- Written instruction -
Every record must be repeated exactly, with no omission.

- Records to process -
○ ○ ○ ○ ○ ○ ○

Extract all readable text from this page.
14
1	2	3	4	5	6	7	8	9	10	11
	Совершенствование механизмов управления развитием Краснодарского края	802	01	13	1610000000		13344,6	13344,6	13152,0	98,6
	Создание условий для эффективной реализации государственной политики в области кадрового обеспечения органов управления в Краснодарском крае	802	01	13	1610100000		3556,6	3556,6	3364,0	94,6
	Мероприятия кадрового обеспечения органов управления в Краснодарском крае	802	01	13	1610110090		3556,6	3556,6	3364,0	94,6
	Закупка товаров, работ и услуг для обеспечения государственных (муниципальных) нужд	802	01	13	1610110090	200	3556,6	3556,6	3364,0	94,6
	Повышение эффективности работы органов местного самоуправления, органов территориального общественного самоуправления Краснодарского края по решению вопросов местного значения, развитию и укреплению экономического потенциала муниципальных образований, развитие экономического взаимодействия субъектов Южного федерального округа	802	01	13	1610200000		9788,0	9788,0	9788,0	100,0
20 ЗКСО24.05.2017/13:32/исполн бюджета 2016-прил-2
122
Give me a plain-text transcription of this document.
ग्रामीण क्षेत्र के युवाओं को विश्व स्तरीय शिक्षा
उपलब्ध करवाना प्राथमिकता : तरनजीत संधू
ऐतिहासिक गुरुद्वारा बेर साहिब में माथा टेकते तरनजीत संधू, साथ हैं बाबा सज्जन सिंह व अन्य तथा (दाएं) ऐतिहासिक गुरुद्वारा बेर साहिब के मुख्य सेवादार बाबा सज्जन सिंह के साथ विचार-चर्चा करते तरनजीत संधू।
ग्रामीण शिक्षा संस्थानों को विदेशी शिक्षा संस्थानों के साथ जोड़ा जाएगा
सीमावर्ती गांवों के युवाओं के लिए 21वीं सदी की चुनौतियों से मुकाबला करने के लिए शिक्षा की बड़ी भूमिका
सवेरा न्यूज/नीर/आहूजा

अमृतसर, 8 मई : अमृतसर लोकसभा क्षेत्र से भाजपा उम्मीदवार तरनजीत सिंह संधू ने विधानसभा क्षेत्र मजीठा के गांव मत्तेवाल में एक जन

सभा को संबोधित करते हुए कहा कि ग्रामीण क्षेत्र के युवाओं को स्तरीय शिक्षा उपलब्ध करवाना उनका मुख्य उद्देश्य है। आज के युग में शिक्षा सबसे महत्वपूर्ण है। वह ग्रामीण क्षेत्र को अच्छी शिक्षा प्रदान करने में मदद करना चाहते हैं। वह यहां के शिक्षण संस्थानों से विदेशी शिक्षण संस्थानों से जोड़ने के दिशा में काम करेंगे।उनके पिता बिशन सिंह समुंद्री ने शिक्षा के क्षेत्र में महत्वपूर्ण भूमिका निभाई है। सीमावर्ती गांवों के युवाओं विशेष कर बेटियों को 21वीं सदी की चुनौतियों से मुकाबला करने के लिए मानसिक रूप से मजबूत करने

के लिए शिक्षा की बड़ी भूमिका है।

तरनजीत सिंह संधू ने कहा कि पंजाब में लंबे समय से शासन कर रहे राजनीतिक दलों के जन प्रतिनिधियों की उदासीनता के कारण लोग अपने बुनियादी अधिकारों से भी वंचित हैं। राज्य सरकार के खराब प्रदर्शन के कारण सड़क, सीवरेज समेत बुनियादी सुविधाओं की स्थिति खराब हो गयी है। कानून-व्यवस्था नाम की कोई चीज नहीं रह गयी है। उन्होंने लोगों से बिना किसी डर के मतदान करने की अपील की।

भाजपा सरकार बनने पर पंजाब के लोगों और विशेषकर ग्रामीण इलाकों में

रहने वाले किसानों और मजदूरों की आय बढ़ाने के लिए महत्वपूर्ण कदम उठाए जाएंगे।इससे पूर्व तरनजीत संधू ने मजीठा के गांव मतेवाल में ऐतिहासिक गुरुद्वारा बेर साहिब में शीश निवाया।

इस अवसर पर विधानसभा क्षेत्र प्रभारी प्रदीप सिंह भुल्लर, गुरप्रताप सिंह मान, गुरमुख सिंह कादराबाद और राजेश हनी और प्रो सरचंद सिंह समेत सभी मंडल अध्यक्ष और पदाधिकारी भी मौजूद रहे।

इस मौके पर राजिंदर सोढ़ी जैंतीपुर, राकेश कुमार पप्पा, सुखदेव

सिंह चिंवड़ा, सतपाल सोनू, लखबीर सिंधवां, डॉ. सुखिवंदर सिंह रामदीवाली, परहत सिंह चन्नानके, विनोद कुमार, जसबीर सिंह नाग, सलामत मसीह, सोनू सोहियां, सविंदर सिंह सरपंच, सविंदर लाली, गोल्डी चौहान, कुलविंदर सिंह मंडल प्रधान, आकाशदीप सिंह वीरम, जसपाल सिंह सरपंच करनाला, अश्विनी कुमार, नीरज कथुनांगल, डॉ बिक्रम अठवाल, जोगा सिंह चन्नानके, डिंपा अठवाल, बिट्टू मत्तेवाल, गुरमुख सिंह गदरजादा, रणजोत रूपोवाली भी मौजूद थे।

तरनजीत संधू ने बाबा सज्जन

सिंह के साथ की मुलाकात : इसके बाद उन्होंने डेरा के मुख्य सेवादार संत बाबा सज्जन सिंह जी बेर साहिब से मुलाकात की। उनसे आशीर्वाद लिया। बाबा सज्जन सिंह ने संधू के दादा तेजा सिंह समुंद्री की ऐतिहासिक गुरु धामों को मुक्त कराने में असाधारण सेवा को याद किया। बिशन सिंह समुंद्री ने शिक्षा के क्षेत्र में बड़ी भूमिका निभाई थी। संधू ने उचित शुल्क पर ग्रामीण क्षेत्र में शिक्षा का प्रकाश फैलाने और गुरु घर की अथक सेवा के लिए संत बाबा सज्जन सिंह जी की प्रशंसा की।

○ ○ ○ ○ ○ ○ ○

- Response below -
Extract all readable text from this page.
14
1	2	3	4	5	6	7	8	9	10	11
	Совершенствование механизмов управления развитием Краснодарского края	802	01	13	1610000000		13344,6	13344,6	13152,0	98,6
	Создание условий для эффективной реализации государственной политики в области кадрового обеспечения органов управления в Краснодарском крае	802	01	13	1610100000		3556,6	3556,6	3364,0	94,6
	Мероприятия кадрового обеспечения органов управления в Краснодарском крае	802	01	13	1610110090		3556,6	3556,6	3364,0	94,6
	Закупка товаров, работ и услуг для обеспечения государственных (муниципальных) нужд	802	01	13	1610110090	200	3556,6	3556,6	3364,0	94,6
	Повышение эффективности работы органов местного самоуправления, органов территориального общественного самоуправления Краснодарского края по решению вопросов местного значения, развитию и укреплению экономического потенциала муниципальных образований, развитие экономического взаимодействия субъектов Южного федерального округа	802	01	13	1610200000		9788,0	9788,0	9788,0	100,0
20 ЗКСО24.05.2017/13:32/исполн бюджета 2016-прил-2
122
Give me a plain-text transcription of this document.
ग्रामीण क्षेत्र के युवाओं को विश्व स्तरीय शिक्षा
उपलब्ध करवाना प्राथमिकता : तरनजीत संधू
ऐतिहासिक गुरुद्वारा बेर साहिब में माथा टेकते तरनजीत संधू, साथ हैं बाबा सज्जन सिंह व अन्य तथा (दाएं) ऐतिहासिक गुरुद्वारा बेर साहिब के मुख्य सेवादार बाबा सज्जन सिंह के साथ विचार-चर्चा करते तरनजीत संधू।
ग्रामीण शिक्षा संस्थानों को विदेशी शिक्षा संस्थानों के साथ जोड़ा जाएगा
सीमावर्ती गांवों के युवाओं के लिए 21वीं सदी की चुनौतियों से मुकाबला करने के लिए शिक्षा की बड़ी भूमिका
सवेरा न्यूज/नीर/आहूजा

अमृतसर, 8 मई : अमृतसर लोकसभा क्षेत्र से भाजपा उम्मीदवार तरनजीत सिंह संधू ने विधानसभा क्षेत्र मजीठा के गांव मत्तेवाल में एक जन

सभा को संबोधित करते हुए कहा कि ग्रामीण क्षेत्र के युवाओं को स्तरीय शिक्षा उपलब्ध करवाना उनका मुख्य उद्देश्य है। आज के युग में शिक्षा सबसे महत्वपूर्ण है। वह ग्रामीण क्षेत्र को अच्छी शिक्षा प्रदान करने में मदद करना चाहते हैं। वह यहां के शिक्षण संस्थानों से विदेशी शिक्षण संस्थानों से जोड़ने के दिशा में काम करेंगे।उनके पिता बिशन सिंह समुंद्री ने शिक्षा के क्षेत्र में महत्वपूर्ण भूमिका निभाई है। सीमावर्ती गांवों के युवाओं विशेष कर बेटियों को 21वीं सदी की चुनौतियों से मुकाबला करने के लिए मानसिक रूप से मजबूत करने

के लिए शिक्षा की बड़ी भूमिका है।

तरनजीत सिंह संधू ने कहा कि पंजाब में लंबे समय से शासन कर रहे राजनीतिक दलों के जन प्रतिनिधियों की उदासीनता के कारण लोग अपने बुनियादी अधिकारों से भी वंचित हैं। राज्य सरकार के खराब प्रदर्शन के कारण सड़क, सीवरेज समेत बुनियादी सुविधाओं की स्थिति खराब हो गयी है। कानून-व्यवस्था नाम की कोई चीज नहीं रह गयी है। उन्होंने लोगों से बिना किसी डर के मतदान करने की अपील की।

भाजपा सरकार बनने पर पंजाब के लोगों और विशेषकर ग्रामीण इलाकों में

रहने वाले किसानों और मजदूरों की आय बढ़ाने के लिए महत्वपूर्ण कदम उठाए जाएंगे।इससे पूर्व तरनजीत संधू ने मजीठा के गांव मतेवाल में ऐतिहासिक गुरुद्वारा बेर साहिब में शीश निवाया।

इस अवसर पर विधानसभा क्षेत्र प्रभारी प्रदीप सिंह भुल्लर, गुरप्रताप सिंह मान, गुरमुख सिंह कादराबाद और राजेश हनी और प्रो सरचंद सिंह समेत सभी मंडल अध्यक्ष और पदाधिकारी भी मौजूद रहे।

इस मौके पर राजिंदर सोढ़ी जैंतीपुर, राकेश कुमार पप्पा, सुखदेव

सिंह चिंवड़ा, सतपाल सोनू, लखबीर सिंधवां, डॉ. सुखिवंदर सिंह रामदीवाली, परहत सिंह चन्नानके, विनोद कुमार, जसबीर सिंह नाग, सलामत मसीह, सोनू सोहियां, सविंदर सिंह सरपंच, सविंदर लाली, गोल्डी चौहान, कुलविंदर सिंह मंडल प्रधान, आकाशदीप सिंह वीरम, जसपाल सिंह सरपंच करनाला, अश्विनी कुमार, नीरज कथुनांगल, डॉ बिक्रम अठवाल, जोगा सिंह चन्नानके, डिंपा अठवाल, बिट्टू मत्तेवाल, गुरमुख सिंह गदरजादा, रणजोत रूपोवाली भी मौजूद थे।

तरनजीत संधू ने बाबा सज्जन

सिंह के साथ की मुलाकात : इसके बाद उन्होंने डेरा के मुख्य सेवादार संत बाबा सज्जन सिंह जी बेर साहिब से मुलाकात की। उनसे आशीर्वाद लिया। बाबा सज्जन सिंह ने संधू के दादा तेजा सिंह समुंद्री की ऐतिहासिक गुरु धामों को मुक्त कराने में असाधारण सेवा को याद किया। बिशन सिंह समुंद्री ने शिक्षा के क्षेत्र में बड़ी भूमिका निभाई थी। संधू ने उचित शुल्क पर ग्रामीण क्षेत्र में शिक्षा का प्रकाश फैलाने और गुरु घर की अथक सेवा के लिए संत बाबा सज्जन सिंह जी की प्रशंसा की।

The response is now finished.